> Text excerpt
=== Begin Enclosure ===

Zn plays a pivotal role in preventing and treating various pathophysiological conditions including cardiovascular, skeletal, and neurological diseases, as well as cancer. One example is atherosclerosis, the most prevalent cardiovascular disease; it is characterized by breakdown in endothelial cell integrity, and Zn can exert cardioprotection through preserving the endothelium [28, 29]. In addition, Zn is required for bone formation and mineralization, stimulating osteoblasts while inhibiting bone-resorbing osteoclasts [30]. To take advantage of the therapeutic features of Zn in various disorders, Zn can be functionalized and incorporated into numerous biomaterials (Figure 1), such as biodegradable stents or porous bone implants, to support, nourish, and stimulate regeneration of damaged blood vessels and new bone formation. Furthermore, Zn nanomaterials and Zn-MOFs can be manipulated to specifically target cancer cells or tissues with overexpressed cancer-specific proteins in a slightly acidic microenvironment, act as bioimaging contrasts, and deliver therapeutic agents (Figure 1). Given these impressive attributes, combined with its fundamental physiological roles, Zn is quickly becoming a primary choice for biomedical applications.

=== End Enclosure ===

> Work instruction A
Check each statement against the zinc passage and mark it yes or no, quoting the words that decide it: (i) Zn stimulates bone-resorbing osteoclasts. (ii) Atherosclerosis is described as the most prevalent cardiovascular disease. (iii) Zn-MOFs can serve as bioimaging contrasts.
> Work instruction B
In the zinc passage, what characterizes atherosclerosis?
> Work instruction C
Pick up the zinc passage after its final sentence and keep writing.
The rows are not needed to answer anything about the zinc passage.

> Document structure recognition data
=== Begin Enclosure ===

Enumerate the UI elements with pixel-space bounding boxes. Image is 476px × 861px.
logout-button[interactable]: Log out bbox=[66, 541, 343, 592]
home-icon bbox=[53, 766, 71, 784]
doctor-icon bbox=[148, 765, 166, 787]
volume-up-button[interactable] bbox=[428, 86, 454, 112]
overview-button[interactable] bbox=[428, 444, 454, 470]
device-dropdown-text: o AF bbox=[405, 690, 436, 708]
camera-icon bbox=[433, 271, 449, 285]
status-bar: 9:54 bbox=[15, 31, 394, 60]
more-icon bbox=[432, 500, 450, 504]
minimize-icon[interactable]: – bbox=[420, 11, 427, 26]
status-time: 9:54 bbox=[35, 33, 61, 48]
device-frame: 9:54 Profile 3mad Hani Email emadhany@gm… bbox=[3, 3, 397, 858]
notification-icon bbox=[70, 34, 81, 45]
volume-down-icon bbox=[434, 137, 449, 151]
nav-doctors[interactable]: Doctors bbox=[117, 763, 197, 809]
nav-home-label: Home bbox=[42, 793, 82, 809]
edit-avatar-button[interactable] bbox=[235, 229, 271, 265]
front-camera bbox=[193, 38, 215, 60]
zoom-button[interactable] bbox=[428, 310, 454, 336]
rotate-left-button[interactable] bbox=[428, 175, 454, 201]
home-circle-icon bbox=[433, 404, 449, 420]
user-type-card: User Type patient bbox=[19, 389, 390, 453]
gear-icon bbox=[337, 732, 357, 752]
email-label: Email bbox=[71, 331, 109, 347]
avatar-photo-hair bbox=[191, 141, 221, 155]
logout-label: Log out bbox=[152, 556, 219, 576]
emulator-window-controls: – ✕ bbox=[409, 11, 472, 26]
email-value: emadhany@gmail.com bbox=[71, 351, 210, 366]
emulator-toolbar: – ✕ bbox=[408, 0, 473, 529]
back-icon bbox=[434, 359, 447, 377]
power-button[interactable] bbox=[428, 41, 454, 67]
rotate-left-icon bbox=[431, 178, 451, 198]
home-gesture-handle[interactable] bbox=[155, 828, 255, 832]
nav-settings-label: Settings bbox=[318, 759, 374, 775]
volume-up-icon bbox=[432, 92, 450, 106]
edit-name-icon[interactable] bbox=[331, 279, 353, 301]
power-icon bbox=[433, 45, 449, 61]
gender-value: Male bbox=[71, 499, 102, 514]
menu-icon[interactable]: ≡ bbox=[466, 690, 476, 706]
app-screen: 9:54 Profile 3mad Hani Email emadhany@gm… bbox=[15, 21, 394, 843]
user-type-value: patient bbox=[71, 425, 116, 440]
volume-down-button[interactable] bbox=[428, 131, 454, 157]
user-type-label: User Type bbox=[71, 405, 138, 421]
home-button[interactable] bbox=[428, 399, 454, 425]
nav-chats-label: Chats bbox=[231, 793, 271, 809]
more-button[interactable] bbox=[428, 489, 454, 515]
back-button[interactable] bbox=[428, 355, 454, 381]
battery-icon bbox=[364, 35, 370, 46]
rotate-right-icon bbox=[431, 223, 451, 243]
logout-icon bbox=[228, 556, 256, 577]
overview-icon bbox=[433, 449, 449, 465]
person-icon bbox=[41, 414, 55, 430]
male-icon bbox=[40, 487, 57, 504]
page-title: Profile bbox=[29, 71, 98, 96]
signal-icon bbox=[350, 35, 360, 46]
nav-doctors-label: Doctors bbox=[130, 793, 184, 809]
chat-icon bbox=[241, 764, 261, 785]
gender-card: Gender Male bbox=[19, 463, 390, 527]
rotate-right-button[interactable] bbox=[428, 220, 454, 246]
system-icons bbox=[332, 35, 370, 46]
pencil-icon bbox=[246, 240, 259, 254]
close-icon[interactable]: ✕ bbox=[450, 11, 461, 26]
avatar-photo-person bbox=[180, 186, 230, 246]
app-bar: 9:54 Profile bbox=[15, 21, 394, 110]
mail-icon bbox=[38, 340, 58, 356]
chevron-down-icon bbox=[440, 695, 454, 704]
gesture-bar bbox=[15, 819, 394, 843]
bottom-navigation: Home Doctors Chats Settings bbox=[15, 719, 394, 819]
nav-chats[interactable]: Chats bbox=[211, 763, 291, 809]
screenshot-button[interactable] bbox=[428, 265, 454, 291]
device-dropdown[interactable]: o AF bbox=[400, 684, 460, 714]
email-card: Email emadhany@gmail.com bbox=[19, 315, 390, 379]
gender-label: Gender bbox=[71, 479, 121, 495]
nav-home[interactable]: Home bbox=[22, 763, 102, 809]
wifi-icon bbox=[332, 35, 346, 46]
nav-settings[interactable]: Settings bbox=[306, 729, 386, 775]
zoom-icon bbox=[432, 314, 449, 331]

=== End Enclosure ===

> Response area A
(i) No: "stimulating osteoblasts while inhibiting bone-resorbing osteoclasts"
(ii) Yes: "atherosclerosis, the most prevalent cardiovascular disease"
(iii) Yes: "Zn nanomaterials and Zn-MOFs can be manipulated to specifically target cancer cells or tissues with overexpressed cancer-specific proteins in a slightly acidic microenvironment, act as bioimaging contrasts"

> Response area B
A breakdown in endothelial cell integrity.

> Response area C
Zinc-based Biodegradable Metallic Biomaterials

Degradation and Mechanical Properties

Zn has been recently proposed as a novel biodegradable metal thanks to its essential physiological and biological roles (as discussed above) and its promising in vivo degradation rate [3]. The standard electrode potential of Zn (−0.76 V/SCE) is between that of Mg (−2.37 V/SCE) and Fe (−0.44 V/SCE), so the degradation rate of Zn is slower than that of Mg but faster than that of Fe. It has been clinically demonstrated that Mg alloys degrade too quickly and Fe alloys degrade too slowly [2], but the behavior of Zn alloys is more likely in line with clinical demand. For example, the in vivo degradation behavior of a pure Zn stent in a rabbit abdominal aorta model showed localized corrosion (Figure 2A) [31]. In another study, implants into the abdominal aorta of a Sprague-Dawley rat (Figure 2B) exhibited uniform corrosion with degradation rates of ~0.05 mm/year after 6 months [3, 32], which is promising for biodegradable cardiac stents. The degradation products mainly included insoluble Zn-based compounds, including ZnO, Zn(OH)₂, Zn₃(PO₄)₂·4H₂O [3, 31]. In addition, Ca²⁺ from body fluids could react with zinc phosphate and precipitate as calcium phosphate or Zn-doped calcium phosphate [31, 33]. These compounds have lower solubility in aqueous solution and may detached from implants together with substrate particles, which could be resolved or degraded in the physiological environment.

Figure 2.

In vitro and in vivo performance and potential clinical applications of Zn-based biodegradable metals. (A) Schematic diagrams showing the degradation mechanism of zinc stents associated with the conversion of degradation microenvironments during the healing process, including the formation of zinc phosphate under dynamic flow conditions in blood fluid and its conversion to ZnO and calcium phosphate [31]. (B) Representative backscattered electron images of cross-sectional areas from a pure Zn wire explant after 1.5, 3, 4.5, and 6 months in the abdominal aorta of an adult male Sprague-Dawley rat [3]. (C) A comparison of experimental Zn-based biodegradable metals with approximate mechanical benchmarks (red lines) [10]. (D) Cell morphologies adhered on pure Zn and Zn-1X (X = Mg, Ca, Sr) alloy after one day of culture [41]. (E) Biofilm formation on Zn-4Cu alloy compared to Ti-6Al-4V after incubation with S. aureus for 1 day, illustrated by live/dead staining [36]. (F) Representative immunofluorescence staining images of macrophage antibody during implantation and the corresponding number of macrophages per strut [31]. (G) Representative histology of cross-sections of a mouse distal femoral shaft from Zn-1Mg, Zn-1Ca, and Zn-1Sr implanted pins and a sham control group observed under fluorescent microscopy at week 8 post-implant, with green fluorescence indicating new bone formation [41]. Images reproduced with permission from the indicated references.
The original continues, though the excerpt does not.